*EXERCISES TO COMPLETE*.
A) According to the article on 911 dispatcher training, how many dispatchers work for the SPVM?
B) Reproduce the passage of the article on 911 dispatcher training that opens with the words containing "She’s one of" and closes with "round of information.".

*EXTRACT*.
When someone calls 911 to report a crime, a dispatcher has just seconds to react. When all goes to plan, police will be on their way in a matter of moments, ready to respond to an emergency.

However, the responding officer will only have seconds’ worth of information to work with, and sometimes, that caller’s information is affected by racial bias, experts say.

“A good example would be when someone calls regarding a group of young Black men in a park, and the caller adds that they’re ‘probably part of a street gang’,” said Dammya Loiseau, a 911 supervisor at the Montreal police department (SPVM).

“The general caller is not equipped to validate if that person is from a street gang,” she said.

“[But] when we put, verbatim, ‘they are probably part of a street gang’… the police officer’s reaction is not the same, because they are going to be ready for [that sort of situation].”

Loiseau is part of an internal push within the SPVM to change the way dispatchers relay information to officers.

She’s one of a small group of agents behind a new training program that encourages dispatchers to restrict the information they give police to facts only.

That way, she says, officers won’t be influenced by the racial bias of callers.

“We have to be careful to make sure that whatever the caller says is actually a fact,” Loiseau told CTV, adding that the new training encourages dispatchers to ask additional, fact-finding questions to callers, even after the officer has received a first round of information.

For example, “‘do you know them to be part of a street gang?’ ‘Can you give us a description?’ ‘Can you tell us how they are dressed?’”

Loiseau says she believes the training, which began last week, is one of the first of its kind in Canada. She says nearby police departments have expressed interest in creating their own, similar programs.

For the most part, reception to the training has been positive among the SPVM’s dispatcher workforce of 220.

“Some of them did not even realize that the words they chose had an effect on police interventions,” she said.

*DATASET SECTION*.
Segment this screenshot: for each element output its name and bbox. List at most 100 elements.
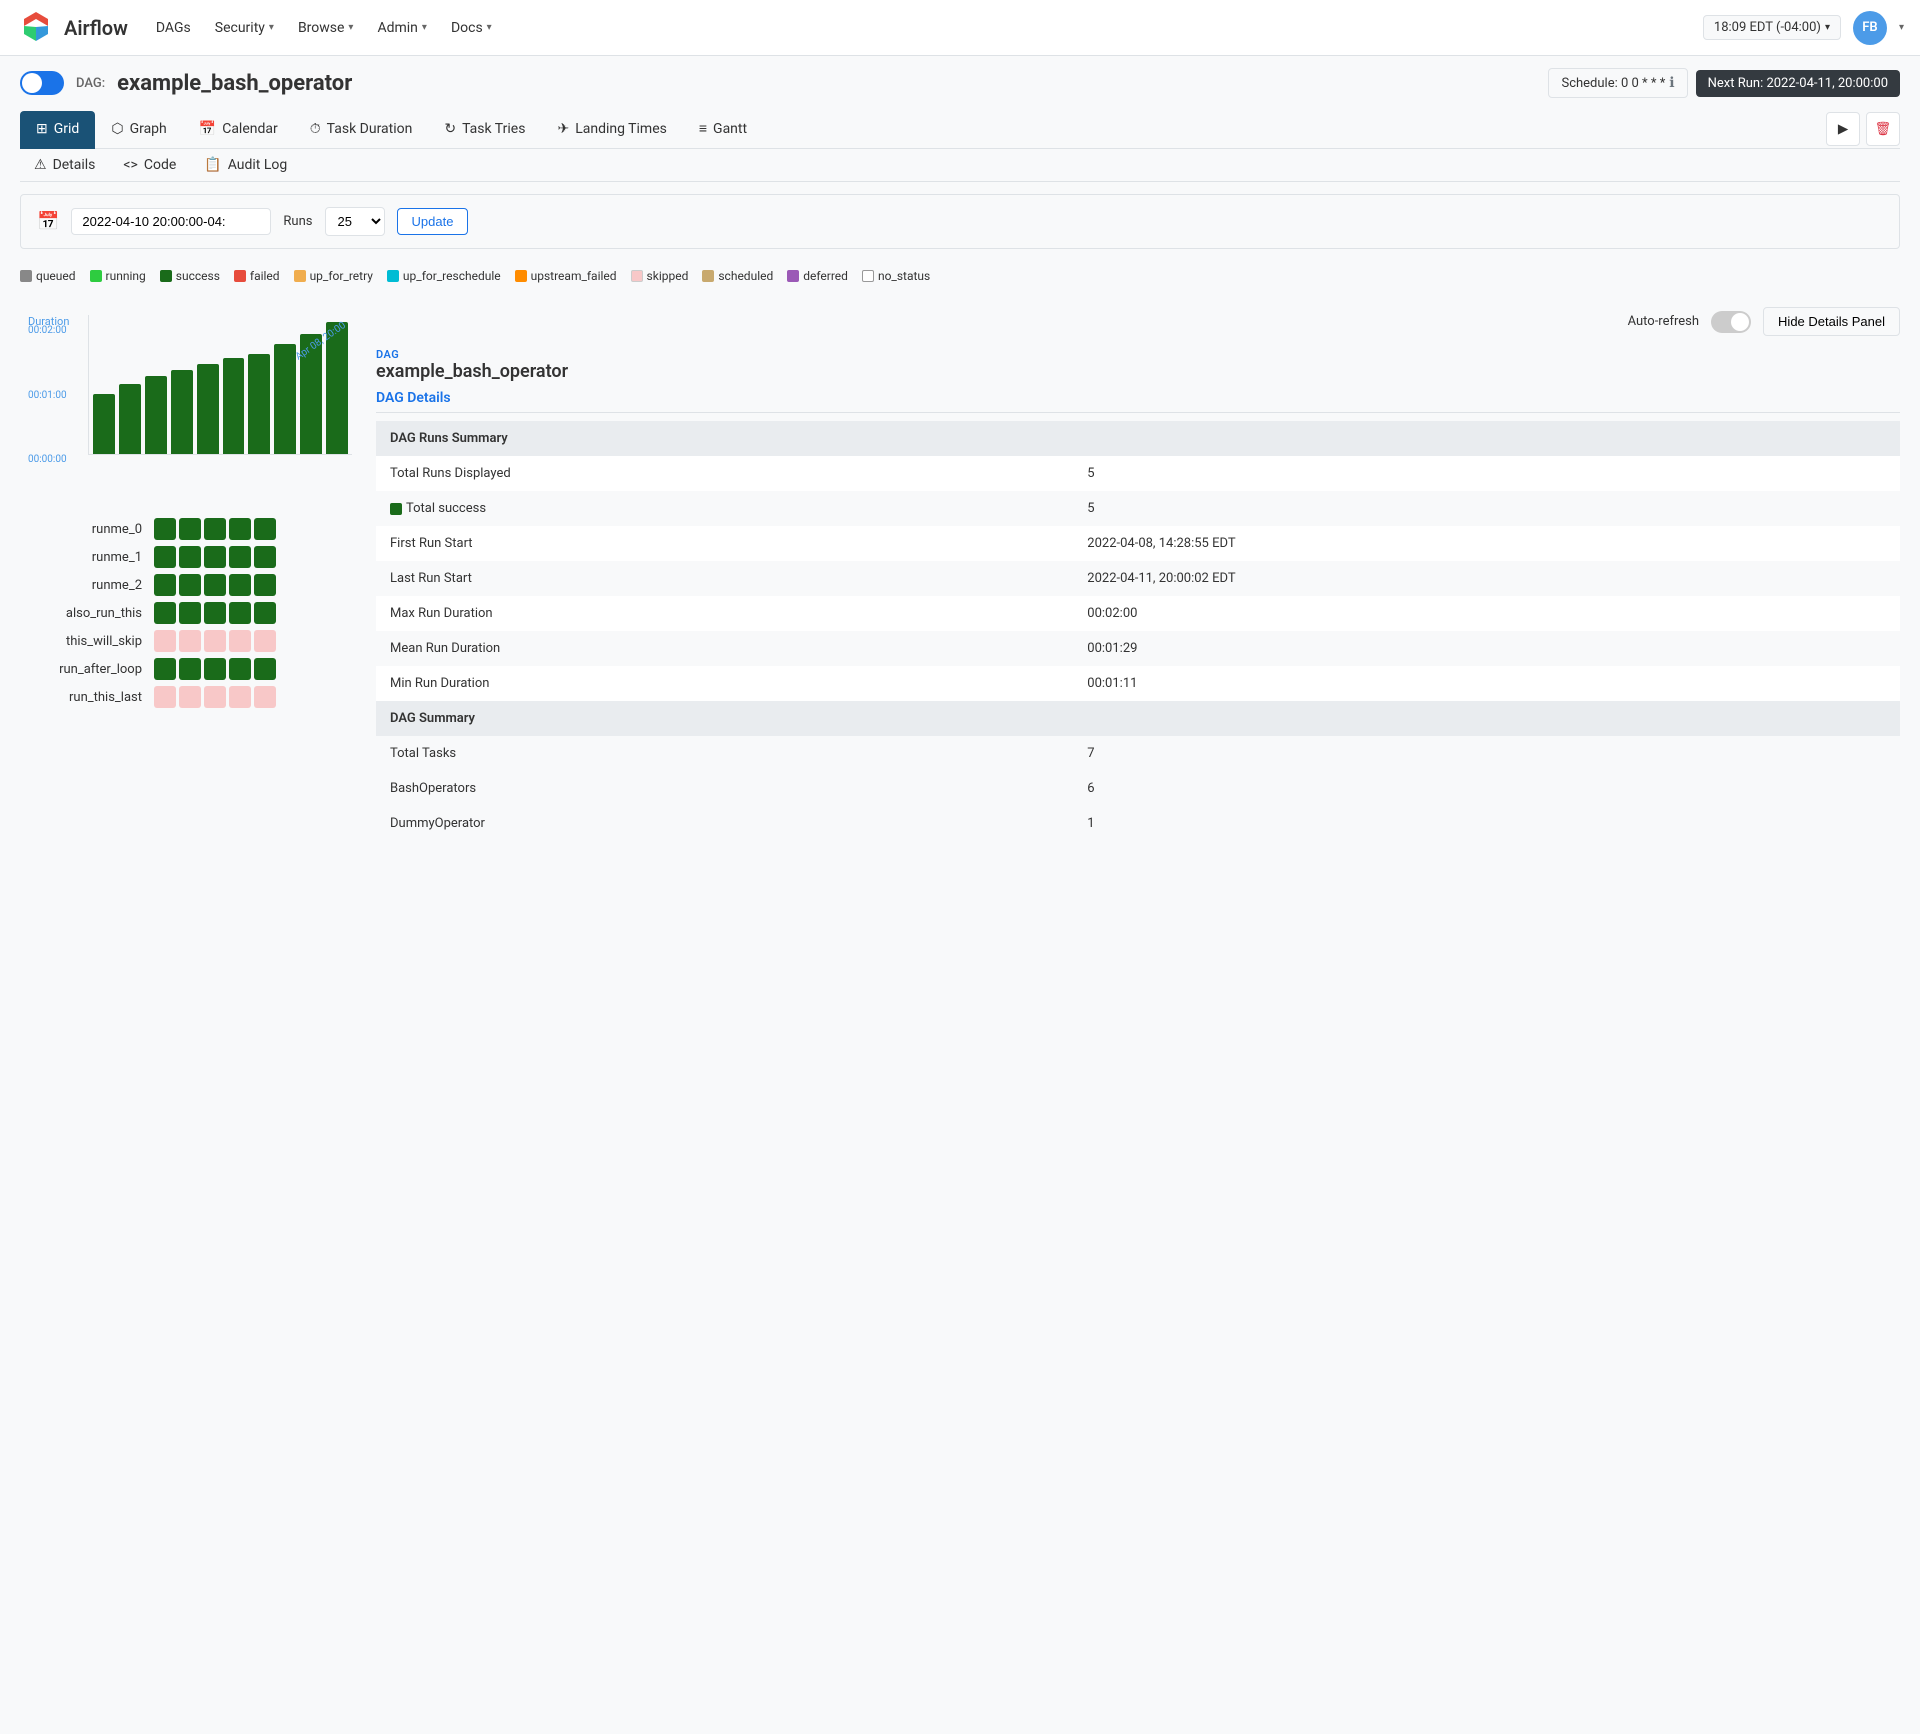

*TASK ANSWERS*.
A) 220

B)
She’s one of a small group of agents behind a new training program that encourages dispatchers to restrict the information they give police to facts only.

That way, she says, officers won’t be influenced by the racial bias of callers.

“We have to be careful to make sure that whatever the caller says is actually a fact,” Loiseau told CTV, adding that the new training encourages dispatchers to ask additional, fact-finding questions to callers, even after the officer has received a first round of information.